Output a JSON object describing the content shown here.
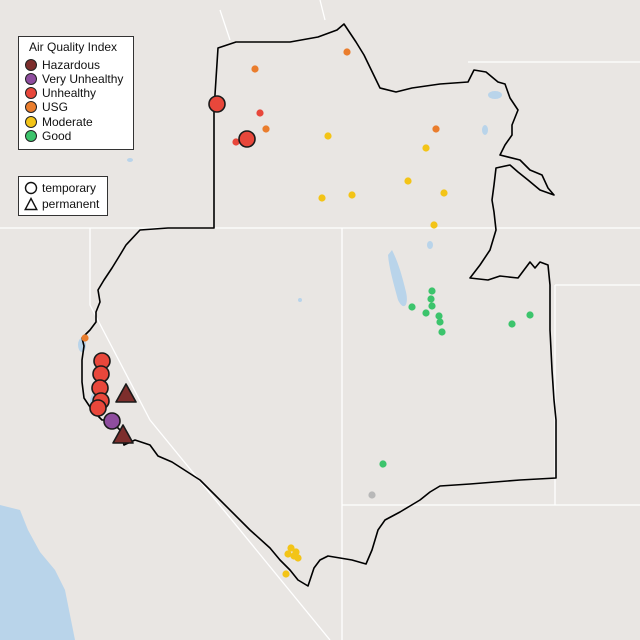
{
  "legend": {
    "title": "Air Quality Index",
    "categories": [
      {
        "label": "Hazardous",
        "color": "#7d2e2c"
      },
      {
        "label": "Very Unhealthy",
        "color": "#8e4d9e"
      },
      {
        "label": "Unhealthy",
        "color": "#e8473b"
      },
      {
        "label": "USG",
        "color": "#ea7d2d"
      },
      {
        "label": "Moderate",
        "color": "#f3c417"
      },
      {
        "label": "Good",
        "color": "#3cc46c"
      }
    ]
  },
  "type_legend": {
    "temporary": "temporary",
    "permanent": "permanent"
  },
  "colors": {
    "background": "#e9e6e3",
    "water": "#b9d4ea",
    "border": "#000000",
    "state_line": "#ffffff",
    "nodata": "#b8b8b8"
  }
}
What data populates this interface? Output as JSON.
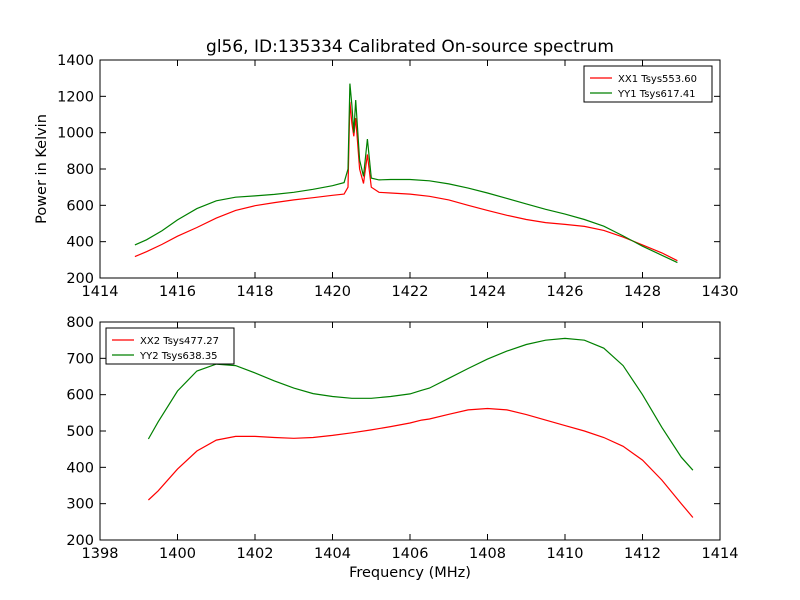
{
  "title": "gl56, ID:135334 Calibrated On-source spectrum",
  "chart_data": [
    {
      "type": "line",
      "ylabel": "Power in Kelvin",
      "xlabel": "",
      "xlim": [
        1414,
        1430
      ],
      "ylim": [
        200,
        1400
      ],
      "xticks": [
        1414,
        1416,
        1418,
        1420,
        1422,
        1424,
        1426,
        1428,
        1430
      ],
      "yticks": [
        200,
        400,
        600,
        800,
        1000,
        1200,
        1400
      ],
      "legend_position": "upper right",
      "series": [
        {
          "name": "XX1 Tsys553.60",
          "color": "#ff0000",
          "points": [
            [
              1414.9,
              318
            ],
            [
              1415.2,
              345
            ],
            [
              1415.6,
              385
            ],
            [
              1416.0,
              430
            ],
            [
              1416.5,
              478
            ],
            [
              1417.0,
              530
            ],
            [
              1417.5,
              572
            ],
            [
              1418.0,
              598
            ],
            [
              1418.5,
              615
            ],
            [
              1419.0,
              630
            ],
            [
              1419.5,
              642
            ],
            [
              1420.0,
              655
            ],
            [
              1420.3,
              662
            ],
            [
              1420.4,
              700
            ],
            [
              1420.45,
              1170
            ],
            [
              1420.5,
              1050
            ],
            [
              1420.55,
              980
            ],
            [
              1420.6,
              1080
            ],
            [
              1420.7,
              800
            ],
            [
              1420.8,
              720
            ],
            [
              1420.9,
              880
            ],
            [
              1421.0,
              700
            ],
            [
              1421.2,
              672
            ],
            [
              1421.5,
              668
            ],
            [
              1422.0,
              662
            ],
            [
              1422.5,
              650
            ],
            [
              1423.0,
              630
            ],
            [
              1423.5,
              600
            ],
            [
              1424.0,
              572
            ],
            [
              1424.5,
              545
            ],
            [
              1425.0,
              522
            ],
            [
              1425.5,
              505
            ],
            [
              1426.0,
              495
            ],
            [
              1426.5,
              484
            ],
            [
              1427.0,
              462
            ],
            [
              1427.5,
              425
            ],
            [
              1428.0,
              382
            ],
            [
              1428.5,
              338
            ],
            [
              1428.9,
              295
            ]
          ]
        },
        {
          "name": "YY1 Tsys617.41",
          "color": "#008000",
          "points": [
            [
              1414.9,
              382
            ],
            [
              1415.2,
              410
            ],
            [
              1415.6,
              460
            ],
            [
              1416.0,
              520
            ],
            [
              1416.5,
              582
            ],
            [
              1417.0,
              625
            ],
            [
              1417.5,
              645
            ],
            [
              1418.0,
              652
            ],
            [
              1418.5,
              660
            ],
            [
              1419.0,
              672
            ],
            [
              1419.5,
              688
            ],
            [
              1420.0,
              708
            ],
            [
              1420.3,
              725
            ],
            [
              1420.4,
              800
            ],
            [
              1420.45,
              1270
            ],
            [
              1420.5,
              1150
            ],
            [
              1420.55,
              1000
            ],
            [
              1420.6,
              1180
            ],
            [
              1420.7,
              850
            ],
            [
              1420.8,
              760
            ],
            [
              1420.9,
              965
            ],
            [
              1421.0,
              750
            ],
            [
              1421.2,
              740
            ],
            [
              1421.5,
              742
            ],
            [
              1422.0,
              742
            ],
            [
              1422.5,
              735
            ],
            [
              1423.0,
              718
            ],
            [
              1423.5,
              695
            ],
            [
              1424.0,
              668
            ],
            [
              1424.5,
              638
            ],
            [
              1425.0,
              608
            ],
            [
              1425.5,
              578
            ],
            [
              1426.0,
              552
            ],
            [
              1426.5,
              522
            ],
            [
              1427.0,
              485
            ],
            [
              1427.5,
              432
            ],
            [
              1428.0,
              375
            ],
            [
              1428.5,
              325
            ],
            [
              1428.9,
              285
            ]
          ]
        }
      ]
    },
    {
      "type": "line",
      "ylabel": "",
      "xlabel": "Frequency (MHz)",
      "xlim": [
        1398,
        1414
      ],
      "ylim": [
        200,
        800
      ],
      "xticks": [
        1398,
        1400,
        1402,
        1404,
        1406,
        1408,
        1410,
        1412,
        1414
      ],
      "yticks": [
        200,
        300,
        400,
        500,
        600,
        700,
        800
      ],
      "legend_position": "upper left",
      "series": [
        {
          "name": "XX2 Tsys477.27",
          "color": "#ff0000",
          "points": [
            [
              1399.25,
              310
            ],
            [
              1399.5,
              335
            ],
            [
              1400.0,
              395
            ],
            [
              1400.5,
              445
            ],
            [
              1401.0,
              475
            ],
            [
              1401.5,
              485
            ],
            [
              1402.0,
              485
            ],
            [
              1402.5,
              482
            ],
            [
              1403.0,
              480
            ],
            [
              1403.5,
              482
            ],
            [
              1404.0,
              488
            ],
            [
              1404.5,
              495
            ],
            [
              1405.0,
              503
            ],
            [
              1405.5,
              512
            ],
            [
              1406.0,
              522
            ],
            [
              1406.3,
              530
            ],
            [
              1406.5,
              533
            ],
            [
              1407.0,
              546
            ],
            [
              1407.5,
              558
            ],
            [
              1408.0,
              562
            ],
            [
              1408.5,
              558
            ],
            [
              1409.0,
              545
            ],
            [
              1409.5,
              530
            ],
            [
              1410.0,
              515
            ],
            [
              1410.5,
              500
            ],
            [
              1411.0,
              482
            ],
            [
              1411.5,
              458
            ],
            [
              1412.0,
              420
            ],
            [
              1412.5,
              365
            ],
            [
              1413.0,
              300
            ],
            [
              1413.3,
              262
            ]
          ]
        },
        {
          "name": "YY2 Tsys638.35",
          "color": "#008000",
          "points": [
            [
              1399.25,
              478
            ],
            [
              1399.5,
              525
            ],
            [
              1400.0,
              610
            ],
            [
              1400.5,
              665
            ],
            [
              1401.0,
              684
            ],
            [
              1401.5,
              680
            ],
            [
              1402.0,
              660
            ],
            [
              1402.5,
              638
            ],
            [
              1403.0,
              618
            ],
            [
              1403.5,
              603
            ],
            [
              1404.0,
              595
            ],
            [
              1404.5,
              590
            ],
            [
              1405.0,
              590
            ],
            [
              1405.5,
              595
            ],
            [
              1406.0,
              602
            ],
            [
              1406.3,
              612
            ],
            [
              1406.5,
              618
            ],
            [
              1407.0,
              645
            ],
            [
              1407.5,
              672
            ],
            [
              1408.0,
              698
            ],
            [
              1408.5,
              720
            ],
            [
              1409.0,
              738
            ],
            [
              1409.5,
              750
            ],
            [
              1410.0,
              755
            ],
            [
              1410.5,
              750
            ],
            [
              1411.0,
              728
            ],
            [
              1411.5,
              680
            ],
            [
              1412.0,
              600
            ],
            [
              1412.5,
              510
            ],
            [
              1413.0,
              428
            ],
            [
              1413.3,
              392
            ]
          ]
        }
      ]
    }
  ]
}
****************************************
**What the task requires:**
Show the lines from the data above that contain the string "title".

**Answer to the exercise:**
    "title": "Air Quality Index",
  "title": "gl56, ID:135334 Calibrated On-source spectrum",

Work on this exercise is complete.